§ **AIM**
Return the whole listing, keeping every character the same.
══ EXTRACTED RECORDS ══
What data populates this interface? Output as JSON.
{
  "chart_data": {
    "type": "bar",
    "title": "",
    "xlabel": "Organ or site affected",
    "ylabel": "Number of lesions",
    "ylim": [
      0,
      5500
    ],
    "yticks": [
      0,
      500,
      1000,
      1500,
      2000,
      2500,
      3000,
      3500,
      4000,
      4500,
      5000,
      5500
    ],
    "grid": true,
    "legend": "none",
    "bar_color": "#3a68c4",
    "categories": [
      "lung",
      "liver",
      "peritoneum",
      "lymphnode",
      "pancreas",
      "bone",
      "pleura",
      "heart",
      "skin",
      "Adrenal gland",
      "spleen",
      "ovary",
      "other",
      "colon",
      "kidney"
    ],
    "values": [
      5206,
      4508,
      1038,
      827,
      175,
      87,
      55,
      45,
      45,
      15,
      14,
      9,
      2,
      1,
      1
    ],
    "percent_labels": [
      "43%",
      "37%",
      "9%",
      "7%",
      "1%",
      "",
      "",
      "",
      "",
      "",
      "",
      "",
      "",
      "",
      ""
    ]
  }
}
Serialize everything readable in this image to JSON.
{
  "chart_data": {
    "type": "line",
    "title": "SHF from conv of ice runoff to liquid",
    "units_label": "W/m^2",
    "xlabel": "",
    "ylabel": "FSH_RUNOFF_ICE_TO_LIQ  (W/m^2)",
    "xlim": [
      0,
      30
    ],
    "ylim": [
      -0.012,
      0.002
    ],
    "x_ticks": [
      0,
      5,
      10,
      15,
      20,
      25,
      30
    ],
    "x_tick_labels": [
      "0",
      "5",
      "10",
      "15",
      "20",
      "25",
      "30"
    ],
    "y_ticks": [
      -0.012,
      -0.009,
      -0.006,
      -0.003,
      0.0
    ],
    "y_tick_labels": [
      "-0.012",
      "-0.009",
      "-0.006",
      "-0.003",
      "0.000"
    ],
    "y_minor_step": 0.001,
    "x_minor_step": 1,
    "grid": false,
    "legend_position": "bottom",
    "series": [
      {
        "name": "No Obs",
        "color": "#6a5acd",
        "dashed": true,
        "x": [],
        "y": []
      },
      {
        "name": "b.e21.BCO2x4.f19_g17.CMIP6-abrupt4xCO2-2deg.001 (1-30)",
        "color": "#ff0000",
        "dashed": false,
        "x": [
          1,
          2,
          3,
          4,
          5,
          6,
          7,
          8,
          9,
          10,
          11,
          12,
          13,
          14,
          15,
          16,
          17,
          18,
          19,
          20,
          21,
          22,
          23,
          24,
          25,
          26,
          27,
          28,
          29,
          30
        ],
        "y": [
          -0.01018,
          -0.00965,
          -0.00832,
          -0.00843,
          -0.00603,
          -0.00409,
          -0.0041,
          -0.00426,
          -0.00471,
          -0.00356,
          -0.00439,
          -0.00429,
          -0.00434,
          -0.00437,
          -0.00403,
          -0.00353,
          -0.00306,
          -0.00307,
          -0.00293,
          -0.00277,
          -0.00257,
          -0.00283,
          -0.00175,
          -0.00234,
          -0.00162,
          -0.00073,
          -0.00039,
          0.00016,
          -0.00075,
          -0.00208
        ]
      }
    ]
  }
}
═══
§ **TASK OUTPUT**
What data populates this interface? Output as JSON.
{
  "chart_data": {
    "type": "bar",
    "title": "",
    "xlabel": "Organ or site affected",
    "ylabel": "Number of lesions",
    "ylim": [
      0,
      5500
    ],
    "yticks": [
      0,
      500,
      1000,
      1500,
      2000,
      2500,
      3000,
      3500,
      4000,
      4500,
      5000,
      5500
    ],
    "grid": true,
    "legend": "none",
    "bar_color": "#3a68c4",
    "categories": [
      "lung",
      "liver",
      "peritoneum",
      "lymphnode",
      "pancreas",
      "bone",
      "pleura",
      "heart",
      "skin",
      "Adrenal gland",
      "spleen",
      "ovary",
      "other",
      "colon",
      "kidney"
    ],
    "values": [
      5206,
      4508,
      1038,
      827,
      175,
      87,
      55,
      45,
      45,
      15,
      14,
      9,
      2,
      1,
      1
    ],
    "percent_labels": [
      "43%",
      "37%",
      "9%",
      "7%",
      "1%",
      "",
      "",
      "",
      "",
      "",
      "",
      "",
      "",
      "",
      ""
    ]
  }
}
Serialize everything readable in this image to JSON.
{
  "chart_data": {
    "type": "line",
    "title": "SHF from conv of ice runoff to liquid",
    "units_label": "W/m^2",
    "xlabel": "",
    "ylabel": "FSH_RUNOFF_ICE_TO_LIQ  (W/m^2)",
    "xlim": [
      0,
      30
    ],
    "ylim": [
      -0.012,
      0.002
    ],
    "x_ticks": [
      0,
      5,
      10,
      15,
      20,
      25,
      30
    ],
    "x_tick_labels": [
      "0",
      "5",
      "10",
      "15",
      "20",
      "25",
      "30"
    ],
    "y_ticks": [
      -0.012,
      -0.009,
      -0.006,
      -0.003,
      0.0
    ],
    "y_tick_labels": [
      "-0.012",
      "-0.009",
      "-0.006",
      "-0.003",
      "0.000"
    ],
    "y_minor_step": 0.001,
    "x_minor_step": 1,
    "grid": false,
    "legend_position": "bottom",
    "series": [
      {
        "name": "No Obs",
        "color": "#6a5acd",
        "dashed": true,
        "x": [],
        "y": []
      },
      {
        "name": "b.e21.BCO2x4.f19_g17.CMIP6-abrupt4xCO2-2deg.001 (1-30)",
        "color": "#ff0000",
        "dashed": false,
        "x": [
          1,
          2,
          3,
          4,
          5,
          6,
          7,
          8,
          9,
          10,
          11,
          12,
          13,
          14,
          15,
          16,
          17,
          18,
          19,
          20,
          21,
          22,
          23,
          24,
          25,
          26,
          27,
          28,
          29,
          30
        ],
        "y": [
          -0.01018,
          -0.00965,
          -0.00832,
          -0.00843,
          -0.00603,
          -0.00409,
          -0.0041,
          -0.00426,
          -0.00471,
          -0.00356,
          -0.00439,
          -0.00429,
          -0.00434,
          -0.00437,
          -0.00403,
          -0.00353,
          -0.00306,
          -0.00307,
          -0.00293,
          -0.00277,
          -0.00257,
          -0.00283,
          -0.00175,
          -0.00234,
          -0.00162,
          -0.00073,
          -0.00039,
          0.00016,
          -0.00075,
          -0.00208
        ]
      }
    ]
  }
}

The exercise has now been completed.